WRITTEN PROBLEM:
State only the number of lines that contain the string "take".

— START MATERIAL FOR THIS TASK —

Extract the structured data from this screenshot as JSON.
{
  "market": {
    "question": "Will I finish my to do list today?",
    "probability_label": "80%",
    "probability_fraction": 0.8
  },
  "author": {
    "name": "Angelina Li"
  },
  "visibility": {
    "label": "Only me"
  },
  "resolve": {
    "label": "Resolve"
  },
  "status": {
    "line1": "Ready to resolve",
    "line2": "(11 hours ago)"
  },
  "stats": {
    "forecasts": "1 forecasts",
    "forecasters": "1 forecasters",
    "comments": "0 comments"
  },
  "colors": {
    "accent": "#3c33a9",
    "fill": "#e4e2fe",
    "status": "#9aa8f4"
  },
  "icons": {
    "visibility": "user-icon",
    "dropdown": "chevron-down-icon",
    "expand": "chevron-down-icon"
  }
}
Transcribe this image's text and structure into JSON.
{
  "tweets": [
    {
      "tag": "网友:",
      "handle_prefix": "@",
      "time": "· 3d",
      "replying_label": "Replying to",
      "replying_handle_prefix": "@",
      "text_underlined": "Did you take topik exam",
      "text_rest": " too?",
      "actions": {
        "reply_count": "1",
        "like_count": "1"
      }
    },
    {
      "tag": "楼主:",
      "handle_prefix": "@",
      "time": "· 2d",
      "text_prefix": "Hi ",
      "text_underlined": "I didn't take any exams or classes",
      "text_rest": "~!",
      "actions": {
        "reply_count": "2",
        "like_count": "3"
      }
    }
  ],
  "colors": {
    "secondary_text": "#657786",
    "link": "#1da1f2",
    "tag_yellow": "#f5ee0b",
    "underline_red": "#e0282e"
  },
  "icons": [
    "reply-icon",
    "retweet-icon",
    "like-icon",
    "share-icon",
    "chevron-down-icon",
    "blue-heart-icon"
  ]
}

— END MATERIAL FOR THIS TASK —

IN RESPONSE:
2